** Begin Supplied entries **
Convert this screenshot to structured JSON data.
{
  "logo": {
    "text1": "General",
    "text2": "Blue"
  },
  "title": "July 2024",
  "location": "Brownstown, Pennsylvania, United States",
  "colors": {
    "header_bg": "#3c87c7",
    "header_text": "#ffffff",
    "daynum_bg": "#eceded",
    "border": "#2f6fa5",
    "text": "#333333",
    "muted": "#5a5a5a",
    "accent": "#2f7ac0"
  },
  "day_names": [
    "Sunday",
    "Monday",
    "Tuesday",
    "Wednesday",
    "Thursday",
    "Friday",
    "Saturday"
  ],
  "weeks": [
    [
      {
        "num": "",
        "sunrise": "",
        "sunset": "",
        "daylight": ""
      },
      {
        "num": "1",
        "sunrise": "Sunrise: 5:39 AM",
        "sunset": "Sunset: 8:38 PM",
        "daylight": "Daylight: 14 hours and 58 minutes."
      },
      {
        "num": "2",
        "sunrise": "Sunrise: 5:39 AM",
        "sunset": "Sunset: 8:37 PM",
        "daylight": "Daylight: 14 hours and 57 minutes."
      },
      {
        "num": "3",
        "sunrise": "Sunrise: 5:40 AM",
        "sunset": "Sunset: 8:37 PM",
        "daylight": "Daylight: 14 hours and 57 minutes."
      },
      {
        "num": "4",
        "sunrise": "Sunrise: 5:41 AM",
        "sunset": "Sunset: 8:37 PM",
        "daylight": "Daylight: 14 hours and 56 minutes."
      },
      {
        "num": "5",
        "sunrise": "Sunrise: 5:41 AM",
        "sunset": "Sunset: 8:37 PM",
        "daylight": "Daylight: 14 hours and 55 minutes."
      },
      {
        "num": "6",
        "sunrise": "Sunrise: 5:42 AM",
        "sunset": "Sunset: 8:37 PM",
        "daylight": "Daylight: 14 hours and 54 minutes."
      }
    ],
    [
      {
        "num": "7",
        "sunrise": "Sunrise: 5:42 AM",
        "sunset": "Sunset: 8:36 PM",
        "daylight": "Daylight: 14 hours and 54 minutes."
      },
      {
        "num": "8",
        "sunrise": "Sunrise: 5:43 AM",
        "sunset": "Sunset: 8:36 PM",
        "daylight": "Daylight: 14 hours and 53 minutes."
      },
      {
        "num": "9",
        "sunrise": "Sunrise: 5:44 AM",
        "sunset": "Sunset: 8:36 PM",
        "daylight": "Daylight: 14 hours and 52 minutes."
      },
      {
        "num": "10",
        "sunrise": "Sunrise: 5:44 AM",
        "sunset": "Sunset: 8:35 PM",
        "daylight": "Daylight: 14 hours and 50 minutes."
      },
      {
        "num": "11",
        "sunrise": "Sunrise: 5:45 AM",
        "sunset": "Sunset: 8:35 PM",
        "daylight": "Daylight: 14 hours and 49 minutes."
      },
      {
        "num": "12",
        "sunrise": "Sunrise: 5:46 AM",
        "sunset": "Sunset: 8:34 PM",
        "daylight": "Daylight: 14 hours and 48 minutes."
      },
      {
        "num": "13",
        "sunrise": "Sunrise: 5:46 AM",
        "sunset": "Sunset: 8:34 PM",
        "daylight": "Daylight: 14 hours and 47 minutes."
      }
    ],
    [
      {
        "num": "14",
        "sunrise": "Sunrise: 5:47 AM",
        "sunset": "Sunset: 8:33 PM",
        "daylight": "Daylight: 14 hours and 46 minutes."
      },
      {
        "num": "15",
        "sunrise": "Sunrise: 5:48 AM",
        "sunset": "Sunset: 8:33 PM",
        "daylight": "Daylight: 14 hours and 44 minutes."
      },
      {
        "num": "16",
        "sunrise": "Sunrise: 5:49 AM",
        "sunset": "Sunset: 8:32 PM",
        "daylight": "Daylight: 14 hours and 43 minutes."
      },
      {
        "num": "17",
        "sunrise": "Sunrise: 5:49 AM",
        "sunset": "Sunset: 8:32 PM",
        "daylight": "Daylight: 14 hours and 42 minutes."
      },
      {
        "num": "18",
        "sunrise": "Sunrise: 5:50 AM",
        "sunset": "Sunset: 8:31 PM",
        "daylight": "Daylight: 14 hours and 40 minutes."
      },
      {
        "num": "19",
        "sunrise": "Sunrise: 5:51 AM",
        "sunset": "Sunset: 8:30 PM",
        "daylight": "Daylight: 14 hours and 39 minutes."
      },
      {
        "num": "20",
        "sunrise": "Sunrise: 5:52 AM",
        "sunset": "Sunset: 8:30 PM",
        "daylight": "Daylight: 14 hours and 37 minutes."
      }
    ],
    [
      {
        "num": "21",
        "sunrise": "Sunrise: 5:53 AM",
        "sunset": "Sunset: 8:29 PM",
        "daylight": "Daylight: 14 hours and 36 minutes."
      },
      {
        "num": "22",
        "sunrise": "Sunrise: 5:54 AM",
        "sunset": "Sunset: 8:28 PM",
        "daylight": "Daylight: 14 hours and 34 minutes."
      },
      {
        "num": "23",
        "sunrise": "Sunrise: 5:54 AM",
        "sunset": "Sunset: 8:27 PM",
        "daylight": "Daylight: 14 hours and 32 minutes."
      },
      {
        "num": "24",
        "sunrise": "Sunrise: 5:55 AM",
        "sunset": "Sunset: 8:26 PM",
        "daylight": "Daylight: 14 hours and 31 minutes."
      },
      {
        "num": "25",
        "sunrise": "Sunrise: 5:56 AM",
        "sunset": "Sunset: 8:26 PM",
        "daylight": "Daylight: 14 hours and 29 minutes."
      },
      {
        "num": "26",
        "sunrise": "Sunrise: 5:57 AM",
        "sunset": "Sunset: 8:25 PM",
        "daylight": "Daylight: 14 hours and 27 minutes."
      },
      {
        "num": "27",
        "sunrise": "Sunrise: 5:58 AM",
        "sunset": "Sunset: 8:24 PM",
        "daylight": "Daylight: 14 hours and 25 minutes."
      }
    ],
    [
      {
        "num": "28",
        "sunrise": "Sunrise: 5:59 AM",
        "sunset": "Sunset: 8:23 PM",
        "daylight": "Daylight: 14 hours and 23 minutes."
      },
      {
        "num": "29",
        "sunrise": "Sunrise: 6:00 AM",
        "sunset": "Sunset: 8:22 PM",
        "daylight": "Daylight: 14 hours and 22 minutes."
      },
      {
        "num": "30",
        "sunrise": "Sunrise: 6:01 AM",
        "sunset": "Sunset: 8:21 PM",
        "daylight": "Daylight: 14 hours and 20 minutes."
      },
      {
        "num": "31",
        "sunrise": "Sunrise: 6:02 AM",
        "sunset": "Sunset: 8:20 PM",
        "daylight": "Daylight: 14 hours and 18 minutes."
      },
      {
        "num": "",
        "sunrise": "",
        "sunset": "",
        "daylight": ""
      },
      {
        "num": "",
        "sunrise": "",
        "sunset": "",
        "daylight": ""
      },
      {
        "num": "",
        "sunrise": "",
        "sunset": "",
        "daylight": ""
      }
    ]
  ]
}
** End Supplied entries **
Your task: Send back all of the entries exactly, with nothing missing.

Exercise solution:
Convert this screenshot to structured JSON data.
{
  "logo": {
    "text1": "General",
    "text2": "Blue"
  },
  "title": "July 2024",
  "location": "Brownstown, Pennsylvania, United States",
  "colors": {
    "header_bg": "#3c87c7",
    "header_text": "#ffffff",
    "daynum_bg": "#eceded",
    "border": "#2f6fa5",
    "text": "#333333",
    "muted": "#5a5a5a",
    "accent": "#2f7ac0"
  },
  "day_names": [
    "Sunday",
    "Monday",
    "Tuesday",
    "Wednesday",
    "Thursday",
    "Friday",
    "Saturday"
  ],
  "weeks": [
    [
      {
        "num": "",
        "sunrise": "",
        "sunset": "",
        "daylight": ""
      },
      {
        "num": "1",
        "sunrise": "Sunrise: 5:39 AM",
        "sunset": "Sunset: 8:38 PM",
        "daylight": "Daylight: 14 hours and 58 minutes."
      },
      {
        "num": "2",
        "sunrise": "Sunrise: 5:39 AM",
        "sunset": "Sunset: 8:37 PM",
        "daylight": "Daylight: 14 hours and 57 minutes."
      },
      {
        "num": "3",
        "sunrise": "Sunrise: 5:40 AM",
        "sunset": "Sunset: 8:37 PM",
        "daylight": "Daylight: 14 hours and 57 minutes."
      },
      {
        "num": "4",
        "sunrise": "Sunrise: 5:41 AM",
        "sunset": "Sunset: 8:37 PM",
        "daylight": "Daylight: 14 hours and 56 minutes."
      },
      {
        "num": "5",
        "sunrise": "Sunrise: 5:41 AM",
        "sunset": "Sunset: 8:37 PM",
        "daylight": "Daylight: 14 hours and 55 minutes."
      },
      {
        "num": "6",
        "sunrise": "Sunrise: 5:42 AM",
        "sunset": "Sunset: 8:37 PM",
        "daylight": "Daylight: 14 hours and 54 minutes."
      }
    ],
    [
      {
        "num": "7",
        "sunrise": "Sunrise: 5:42 AM",
        "sunset": "Sunset: 8:36 PM",
        "daylight": "Daylight: 14 hours and 54 minutes."
      },
      {
        "num": "8",
        "sunrise": "Sunrise: 5:43 AM",
        "sunset": "Sunset: 8:36 PM",
        "daylight": "Daylight: 14 hours and 53 minutes."
      },
      {
        "num": "9",
        "sunrise": "Sunrise: 5:44 AM",
        "sunset": "Sunset: 8:36 PM",
        "daylight": "Daylight: 14 hours and 52 minutes."
      },
      {
        "num": "10",
        "sunrise": "Sunrise: 5:44 AM",
        "sunset": "Sunset: 8:35 PM",
        "daylight": "Daylight: 14 hours and 50 minutes."
      },
      {
        "num": "11",
        "sunrise": "Sunrise: 5:45 AM",
        "sunset": "Sunset: 8:35 PM",
        "daylight": "Daylight: 14 hours and 49 minutes."
      },
      {
        "num": "12",
        "sunrise": "Sunrise: 5:46 AM",
        "sunset": "Sunset: 8:34 PM",
        "daylight": "Daylight: 14 hours and 48 minutes."
      },
      {
        "num": "13",
        "sunrise": "Sunrise: 5:46 AM",
        "sunset": "Sunset: 8:34 PM",
        "daylight": "Daylight: 14 hours and 47 minutes."
      }
    ],
    [
      {
        "num": "14",
        "sunrise": "Sunrise: 5:47 AM",
        "sunset": "Sunset: 8:33 PM",
        "daylight": "Daylight: 14 hours and 46 minutes."
      },
      {
        "num": "15",
        "sunrise": "Sunrise: 5:48 AM",
        "sunset": "Sunset: 8:33 PM",
        "daylight": "Daylight: 14 hours and 44 minutes."
      },
      {
        "num": "16",
        "sunrise": "Sunrise: 5:49 AM",
        "sunset": "Sunset: 8:32 PM",
        "daylight": "Daylight: 14 hours and 43 minutes."
      },
      {
        "num": "17",
        "sunrise": "Sunrise: 5:49 AM",
        "sunset": "Sunset: 8:32 PM",
        "daylight": "Daylight: 14 hours and 42 minutes."
      },
      {
        "num": "18",
        "sunrise": "Sunrise: 5:50 AM",
        "sunset": "Sunset: 8:31 PM",
        "daylight": "Daylight: 14 hours and 40 minutes."
      },
      {
        "num": "19",
        "sunrise": "Sunrise: 5:51 AM",
        "sunset": "Sunset: 8:30 PM",
        "daylight": "Daylight: 14 hours and 39 minutes."
      },
      {
        "num": "20",
        "sunrise": "Sunrise: 5:52 AM",
        "sunset": "Sunset: 8:30 PM",
        "daylight": "Daylight: 14 hours and 37 minutes."
      }
    ],
    [
      {
        "num": "21",
        "sunrise": "Sunrise: 5:53 AM",
        "sunset": "Sunset: 8:29 PM",
        "daylight": "Daylight: 14 hours and 36 minutes."
      },
      {
        "num": "22",
        "sunrise": "Sunrise: 5:54 AM",
        "sunset": "Sunset: 8:28 PM",
        "daylight": "Daylight: 14 hours and 34 minutes."
      },
      {
        "num": "23",
        "sunrise": "Sunrise: 5:54 AM",
        "sunset": "Sunset: 8:27 PM",
        "daylight": "Daylight: 14 hours and 32 minutes."
      },
      {
        "num": "24",
        "sunrise": "Sunrise: 5:55 AM",
        "sunset": "Sunset: 8:26 PM",
        "daylight": "Daylight: 14 hours and 31 minutes."
      },
      {
        "num": "25",
        "sunrise": "Sunrise: 5:56 AM",
        "sunset": "Sunset: 8:26 PM",
        "daylight": "Daylight: 14 hours and 29 minutes."
      },
      {
        "num": "26",
        "sunrise": "Sunrise: 5:57 AM",
        "sunset": "Sunset: 8:25 PM",
        "daylight": "Daylight: 14 hours and 27 minutes."
      },
      {
        "num": "27",
        "sunrise": "Sunrise: 5:58 AM",
        "sunset": "Sunset: 8:24 PM",
        "daylight": "Daylight: 14 hours and 25 minutes."
      }
    ],
    [
      {
        "num": "28",
        "sunrise": "Sunrise: 5:59 AM",
        "sunset": "Sunset: 8:23 PM",
        "daylight": "Daylight: 14 hours and 23 minutes."
      },
      {
        "num": "29",
        "sunrise": "Sunrise: 6:00 AM",
        "sunset": "Sunset: 8:22 PM",
        "daylight": "Daylight: 14 hours and 22 minutes."
      },
      {
        "num": "30",
        "sunrise": "Sunrise: 6:01 AM",
        "sunset": "Sunset: 8:21 PM",
        "daylight": "Daylight: 14 hours and 20 minutes."
      },
      {
        "num": "31",
        "sunrise": "Sunrise: 6:02 AM",
        "sunset": "Sunset: 8:20 PM",
        "daylight": "Daylight: 14 hours and 18 minutes."
      },
      {
        "num": "",
        "sunrise": "",
        "sunset": "",
        "daylight": ""
      },
      {
        "num": "",
        "sunrise": "",
        "sunset": "",
        "daylight": ""
      },
      {
        "num": "",
        "sunrise": "",
        "sunset": "",
        "daylight": ""
      }
    ]
  ]
}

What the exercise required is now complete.